THE TASK: From the guitar magazine discussion, extract the passage starting with "Anyone got a" and going on through "for the manufacturers.", copied word for word.

SOURCE DOCUMENT:
Anyone got a good place to upload individual MP3s so they can be heard? Do I have to convert them to video and youtube 'em?

(This is, of course, for educational purposes only. Well, and for showing off individual recordings once I get that working.)

  • I recently subscribed to **Premier Guitar **- seems like a somewhat recent mag with solid reviews - a bit less diplomatic vs. Guitar Player, which seems a bit more of a shill for the manufacturers.

  • **Vintage Guitar **is a reference on collectible guitars - but the articles are crap so don’t look at it for that…

  • **Fretboard Journal **- turned onto by Doper **Crotalus **- is a beautiful, high-end quality mag with well-written articles on instruments, makers and players. It is what Guitar Aficionado aspires to be.

  • **Guitar Aficionado **is for douchebags - I have bought a copy or two when the guitar porn photos are particularly good, but want to wash my hands afterwards. As someone squarely in their target demo, I hate what it stands for.

-** The Tonequest Report **is probably the most respected gear review magazine. Very well written - I subscribe off and on; it is VERY G.A.S. inducing.

I don’t pay much attention to the sheet music mags…

Guitar Player was the mag I was thinking of in that other thread. I haven’t picked one up lately, but it can seem like heavy shilling. There’s been gems in it, but it’s often been weighted more toward knee-pad interviews, gear and ads.

So, which of these would be the ‘filled with sheet music and theory’ thing Sam’s talking about?
Edit: Mebbe I wanna mock Sam a little, but mostly I figure reading random articles on music theory and playing random sheet music is probably a good idea.

I may have come off mocking, more so than I intended - I was going for “chiding” at worst and clearly missed that mark. Sam posted a civil reply and good for him, and I regret my initial post and said so. I am also interested in hearing more, as I’m curious – I don’t claim to know everything out in the guitar-oriented music press.

PROVIDED DATA:
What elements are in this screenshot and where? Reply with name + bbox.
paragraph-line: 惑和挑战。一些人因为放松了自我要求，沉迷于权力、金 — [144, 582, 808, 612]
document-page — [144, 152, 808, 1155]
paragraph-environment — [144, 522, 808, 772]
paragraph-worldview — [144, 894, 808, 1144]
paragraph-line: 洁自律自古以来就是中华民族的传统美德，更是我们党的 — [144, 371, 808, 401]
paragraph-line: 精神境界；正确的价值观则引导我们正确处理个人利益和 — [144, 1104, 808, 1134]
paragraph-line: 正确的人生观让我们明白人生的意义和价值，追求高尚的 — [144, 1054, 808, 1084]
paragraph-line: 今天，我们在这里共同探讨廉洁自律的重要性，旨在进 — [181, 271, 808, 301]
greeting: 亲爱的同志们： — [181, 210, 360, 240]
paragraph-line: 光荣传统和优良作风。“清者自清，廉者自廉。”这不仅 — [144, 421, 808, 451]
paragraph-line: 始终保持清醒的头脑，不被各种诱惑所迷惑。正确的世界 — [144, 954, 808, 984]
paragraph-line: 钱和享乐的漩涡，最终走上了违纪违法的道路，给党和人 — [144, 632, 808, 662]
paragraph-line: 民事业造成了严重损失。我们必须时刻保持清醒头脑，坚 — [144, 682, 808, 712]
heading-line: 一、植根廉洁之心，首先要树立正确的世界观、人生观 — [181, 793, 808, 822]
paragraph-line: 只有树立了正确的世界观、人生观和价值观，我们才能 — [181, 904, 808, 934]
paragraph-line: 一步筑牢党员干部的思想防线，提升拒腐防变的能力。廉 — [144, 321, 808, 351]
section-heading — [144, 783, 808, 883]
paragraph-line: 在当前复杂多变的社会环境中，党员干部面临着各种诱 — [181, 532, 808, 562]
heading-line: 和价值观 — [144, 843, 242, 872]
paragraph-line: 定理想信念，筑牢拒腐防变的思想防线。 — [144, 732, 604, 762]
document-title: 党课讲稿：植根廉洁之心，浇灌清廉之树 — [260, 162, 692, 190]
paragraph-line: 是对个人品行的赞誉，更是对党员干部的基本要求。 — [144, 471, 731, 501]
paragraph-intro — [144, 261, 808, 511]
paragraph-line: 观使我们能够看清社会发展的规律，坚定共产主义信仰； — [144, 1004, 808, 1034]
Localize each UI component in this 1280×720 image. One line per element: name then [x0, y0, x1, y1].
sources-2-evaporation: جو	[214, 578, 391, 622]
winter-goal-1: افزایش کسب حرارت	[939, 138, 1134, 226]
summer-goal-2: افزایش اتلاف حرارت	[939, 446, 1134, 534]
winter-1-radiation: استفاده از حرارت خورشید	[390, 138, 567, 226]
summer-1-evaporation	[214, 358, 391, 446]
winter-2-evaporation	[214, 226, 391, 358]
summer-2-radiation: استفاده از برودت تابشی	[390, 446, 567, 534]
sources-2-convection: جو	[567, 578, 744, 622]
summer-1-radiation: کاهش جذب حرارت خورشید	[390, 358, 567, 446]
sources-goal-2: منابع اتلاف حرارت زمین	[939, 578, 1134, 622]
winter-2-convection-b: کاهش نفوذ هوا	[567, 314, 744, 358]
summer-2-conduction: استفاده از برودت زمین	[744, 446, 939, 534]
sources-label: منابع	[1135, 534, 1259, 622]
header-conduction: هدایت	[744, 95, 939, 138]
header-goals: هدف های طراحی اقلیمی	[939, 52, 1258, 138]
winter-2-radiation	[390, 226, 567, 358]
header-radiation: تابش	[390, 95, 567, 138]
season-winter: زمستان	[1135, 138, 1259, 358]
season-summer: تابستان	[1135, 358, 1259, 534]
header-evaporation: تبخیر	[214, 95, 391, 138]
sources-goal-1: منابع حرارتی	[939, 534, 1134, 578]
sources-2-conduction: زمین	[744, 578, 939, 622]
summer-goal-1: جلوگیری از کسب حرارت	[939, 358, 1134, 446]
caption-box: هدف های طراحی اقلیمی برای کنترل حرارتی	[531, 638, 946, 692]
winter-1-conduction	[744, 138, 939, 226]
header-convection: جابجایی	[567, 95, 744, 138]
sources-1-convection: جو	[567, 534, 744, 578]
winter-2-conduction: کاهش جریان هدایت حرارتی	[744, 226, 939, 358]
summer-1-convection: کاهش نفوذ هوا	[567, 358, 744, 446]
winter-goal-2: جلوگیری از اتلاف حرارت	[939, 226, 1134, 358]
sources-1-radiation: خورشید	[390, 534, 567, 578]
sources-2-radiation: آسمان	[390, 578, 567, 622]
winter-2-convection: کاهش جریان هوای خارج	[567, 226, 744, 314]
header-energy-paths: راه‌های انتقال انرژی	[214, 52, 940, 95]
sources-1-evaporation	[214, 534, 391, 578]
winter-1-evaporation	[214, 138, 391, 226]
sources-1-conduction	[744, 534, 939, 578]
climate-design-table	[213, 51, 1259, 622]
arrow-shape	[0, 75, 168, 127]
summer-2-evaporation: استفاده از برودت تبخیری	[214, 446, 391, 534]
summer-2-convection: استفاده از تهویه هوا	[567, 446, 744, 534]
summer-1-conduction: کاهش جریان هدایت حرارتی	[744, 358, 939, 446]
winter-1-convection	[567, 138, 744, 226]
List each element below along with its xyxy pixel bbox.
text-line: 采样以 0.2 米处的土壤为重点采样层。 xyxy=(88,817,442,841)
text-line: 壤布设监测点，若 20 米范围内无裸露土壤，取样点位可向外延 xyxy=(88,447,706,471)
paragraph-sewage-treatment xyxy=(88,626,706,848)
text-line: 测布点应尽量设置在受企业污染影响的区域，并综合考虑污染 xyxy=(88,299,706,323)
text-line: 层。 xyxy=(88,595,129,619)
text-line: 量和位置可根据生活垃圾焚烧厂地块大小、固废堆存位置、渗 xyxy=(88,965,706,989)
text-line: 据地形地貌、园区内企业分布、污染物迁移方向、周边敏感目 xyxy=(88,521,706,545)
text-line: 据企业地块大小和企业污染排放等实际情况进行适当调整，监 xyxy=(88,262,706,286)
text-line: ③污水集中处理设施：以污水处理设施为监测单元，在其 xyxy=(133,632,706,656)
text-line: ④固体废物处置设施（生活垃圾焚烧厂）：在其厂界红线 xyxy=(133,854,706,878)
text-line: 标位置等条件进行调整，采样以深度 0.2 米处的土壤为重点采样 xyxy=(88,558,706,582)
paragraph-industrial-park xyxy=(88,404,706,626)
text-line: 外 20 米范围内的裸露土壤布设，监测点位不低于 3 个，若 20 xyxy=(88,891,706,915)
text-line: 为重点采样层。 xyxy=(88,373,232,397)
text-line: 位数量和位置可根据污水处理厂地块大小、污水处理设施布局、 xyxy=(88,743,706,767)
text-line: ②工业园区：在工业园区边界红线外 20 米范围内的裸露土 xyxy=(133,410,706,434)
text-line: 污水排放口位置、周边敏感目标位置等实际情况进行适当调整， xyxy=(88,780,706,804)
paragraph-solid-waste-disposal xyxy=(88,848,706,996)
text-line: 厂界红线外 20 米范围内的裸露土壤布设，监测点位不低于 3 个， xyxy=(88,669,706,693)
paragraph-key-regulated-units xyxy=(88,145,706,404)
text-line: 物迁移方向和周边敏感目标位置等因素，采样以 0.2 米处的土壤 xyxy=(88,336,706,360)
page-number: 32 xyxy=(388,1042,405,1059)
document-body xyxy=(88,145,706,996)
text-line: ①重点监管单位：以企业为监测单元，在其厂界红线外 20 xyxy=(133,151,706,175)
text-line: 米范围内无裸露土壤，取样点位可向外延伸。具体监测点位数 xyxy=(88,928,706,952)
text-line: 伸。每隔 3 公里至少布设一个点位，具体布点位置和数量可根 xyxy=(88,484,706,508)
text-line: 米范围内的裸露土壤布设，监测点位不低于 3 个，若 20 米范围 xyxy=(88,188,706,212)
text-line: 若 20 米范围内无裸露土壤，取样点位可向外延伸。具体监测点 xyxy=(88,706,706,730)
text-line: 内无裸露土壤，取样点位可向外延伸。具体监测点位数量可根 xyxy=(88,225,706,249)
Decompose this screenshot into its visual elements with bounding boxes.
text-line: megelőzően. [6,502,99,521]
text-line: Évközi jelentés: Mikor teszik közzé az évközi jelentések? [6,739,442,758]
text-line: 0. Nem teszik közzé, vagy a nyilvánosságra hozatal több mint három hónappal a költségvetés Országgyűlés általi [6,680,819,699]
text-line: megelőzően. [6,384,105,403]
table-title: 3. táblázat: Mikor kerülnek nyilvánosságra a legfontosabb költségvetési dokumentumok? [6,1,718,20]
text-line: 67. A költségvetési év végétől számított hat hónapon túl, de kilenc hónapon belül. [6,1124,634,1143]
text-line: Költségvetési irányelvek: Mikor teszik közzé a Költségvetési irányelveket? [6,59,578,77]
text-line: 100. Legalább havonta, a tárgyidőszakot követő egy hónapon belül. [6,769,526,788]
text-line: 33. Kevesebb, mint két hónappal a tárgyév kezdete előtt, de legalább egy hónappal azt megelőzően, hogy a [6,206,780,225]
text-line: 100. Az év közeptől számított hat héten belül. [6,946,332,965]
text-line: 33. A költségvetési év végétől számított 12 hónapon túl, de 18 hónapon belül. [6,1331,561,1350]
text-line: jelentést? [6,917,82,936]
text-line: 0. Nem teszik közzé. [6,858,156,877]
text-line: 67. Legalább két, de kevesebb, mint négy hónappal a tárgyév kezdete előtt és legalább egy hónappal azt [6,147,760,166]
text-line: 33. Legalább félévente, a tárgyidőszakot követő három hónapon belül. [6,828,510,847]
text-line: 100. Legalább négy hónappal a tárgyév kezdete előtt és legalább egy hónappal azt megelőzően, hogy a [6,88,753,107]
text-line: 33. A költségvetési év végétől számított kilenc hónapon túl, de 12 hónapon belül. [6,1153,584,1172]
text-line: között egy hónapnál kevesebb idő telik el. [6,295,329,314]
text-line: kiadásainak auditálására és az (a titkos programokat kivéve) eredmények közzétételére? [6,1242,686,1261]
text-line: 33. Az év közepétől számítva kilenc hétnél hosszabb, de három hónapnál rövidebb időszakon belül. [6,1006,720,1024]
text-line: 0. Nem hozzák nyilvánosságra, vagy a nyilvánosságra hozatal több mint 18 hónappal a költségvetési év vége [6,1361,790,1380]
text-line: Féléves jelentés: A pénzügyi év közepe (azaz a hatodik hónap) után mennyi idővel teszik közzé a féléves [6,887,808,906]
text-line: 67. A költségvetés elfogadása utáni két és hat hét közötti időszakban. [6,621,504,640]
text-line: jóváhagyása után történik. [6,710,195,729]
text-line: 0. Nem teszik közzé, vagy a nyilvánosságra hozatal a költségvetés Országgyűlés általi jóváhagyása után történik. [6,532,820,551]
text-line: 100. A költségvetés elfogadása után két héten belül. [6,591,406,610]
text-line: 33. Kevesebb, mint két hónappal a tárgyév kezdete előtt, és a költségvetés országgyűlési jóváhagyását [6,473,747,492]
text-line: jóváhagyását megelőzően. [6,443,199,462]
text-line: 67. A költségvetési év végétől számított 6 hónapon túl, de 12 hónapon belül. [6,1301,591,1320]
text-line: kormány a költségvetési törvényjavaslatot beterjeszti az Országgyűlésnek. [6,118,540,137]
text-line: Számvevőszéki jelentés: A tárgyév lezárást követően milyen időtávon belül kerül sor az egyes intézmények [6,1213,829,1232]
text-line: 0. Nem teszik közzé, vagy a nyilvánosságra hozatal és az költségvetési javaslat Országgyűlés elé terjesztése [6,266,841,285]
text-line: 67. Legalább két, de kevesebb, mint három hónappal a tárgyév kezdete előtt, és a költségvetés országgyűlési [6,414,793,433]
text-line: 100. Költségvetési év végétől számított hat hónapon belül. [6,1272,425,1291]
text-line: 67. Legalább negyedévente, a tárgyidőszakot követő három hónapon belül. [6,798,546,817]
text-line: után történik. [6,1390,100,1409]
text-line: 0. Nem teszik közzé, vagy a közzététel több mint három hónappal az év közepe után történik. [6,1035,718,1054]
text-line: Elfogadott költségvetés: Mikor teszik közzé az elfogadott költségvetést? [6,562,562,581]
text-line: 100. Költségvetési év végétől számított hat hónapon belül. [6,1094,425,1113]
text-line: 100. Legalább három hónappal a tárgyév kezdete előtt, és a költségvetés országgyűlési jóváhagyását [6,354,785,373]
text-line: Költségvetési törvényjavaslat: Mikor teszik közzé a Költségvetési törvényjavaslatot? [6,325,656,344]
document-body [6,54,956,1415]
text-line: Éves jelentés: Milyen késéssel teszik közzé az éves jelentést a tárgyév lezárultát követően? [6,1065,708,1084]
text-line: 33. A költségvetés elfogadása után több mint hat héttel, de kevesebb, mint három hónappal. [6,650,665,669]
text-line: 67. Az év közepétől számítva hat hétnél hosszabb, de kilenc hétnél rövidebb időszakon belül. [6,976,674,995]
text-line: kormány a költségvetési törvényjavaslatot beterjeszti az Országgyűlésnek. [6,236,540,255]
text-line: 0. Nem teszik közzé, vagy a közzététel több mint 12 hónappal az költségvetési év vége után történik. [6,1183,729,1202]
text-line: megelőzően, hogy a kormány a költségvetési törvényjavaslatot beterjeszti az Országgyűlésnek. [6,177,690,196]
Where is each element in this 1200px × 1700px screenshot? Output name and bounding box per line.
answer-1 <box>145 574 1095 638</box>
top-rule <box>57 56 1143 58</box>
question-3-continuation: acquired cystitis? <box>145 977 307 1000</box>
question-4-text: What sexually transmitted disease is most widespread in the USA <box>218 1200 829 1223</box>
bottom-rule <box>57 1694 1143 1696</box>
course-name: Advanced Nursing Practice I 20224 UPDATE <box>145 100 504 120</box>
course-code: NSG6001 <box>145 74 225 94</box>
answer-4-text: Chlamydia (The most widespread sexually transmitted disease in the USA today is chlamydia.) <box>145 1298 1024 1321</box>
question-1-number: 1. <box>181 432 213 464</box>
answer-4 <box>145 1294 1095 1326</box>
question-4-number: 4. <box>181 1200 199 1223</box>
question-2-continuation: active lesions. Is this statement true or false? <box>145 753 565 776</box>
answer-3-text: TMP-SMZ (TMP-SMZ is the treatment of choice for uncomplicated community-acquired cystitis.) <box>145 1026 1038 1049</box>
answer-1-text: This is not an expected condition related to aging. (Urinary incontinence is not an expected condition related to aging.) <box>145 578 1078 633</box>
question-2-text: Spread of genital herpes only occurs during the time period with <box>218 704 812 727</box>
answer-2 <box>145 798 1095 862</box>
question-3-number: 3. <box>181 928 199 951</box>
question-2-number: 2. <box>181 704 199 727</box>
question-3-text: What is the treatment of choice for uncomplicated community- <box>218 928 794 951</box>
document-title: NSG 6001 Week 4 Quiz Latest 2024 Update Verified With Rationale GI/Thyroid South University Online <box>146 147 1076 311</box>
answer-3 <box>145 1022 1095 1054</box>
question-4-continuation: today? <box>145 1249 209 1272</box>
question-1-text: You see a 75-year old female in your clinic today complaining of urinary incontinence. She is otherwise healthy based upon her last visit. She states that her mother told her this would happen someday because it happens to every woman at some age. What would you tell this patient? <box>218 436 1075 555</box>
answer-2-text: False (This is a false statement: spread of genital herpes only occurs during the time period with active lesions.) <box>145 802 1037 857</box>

EXERCISE ANSWER:
Anyone got a good place to upload individual MP3s so they can be heard? Do I have to convert them to video and youtube 'em?

(This is, of course, for educational purposes only. Well, and for showing off individual recordings once I get that working.)

  • I recently subscribed to **Premier Guitar **- seems like a somewhat recent mag with solid reviews - a bit less diplomatic vs. Guitar Player, which seems a bit more of a shill for the manufacturers.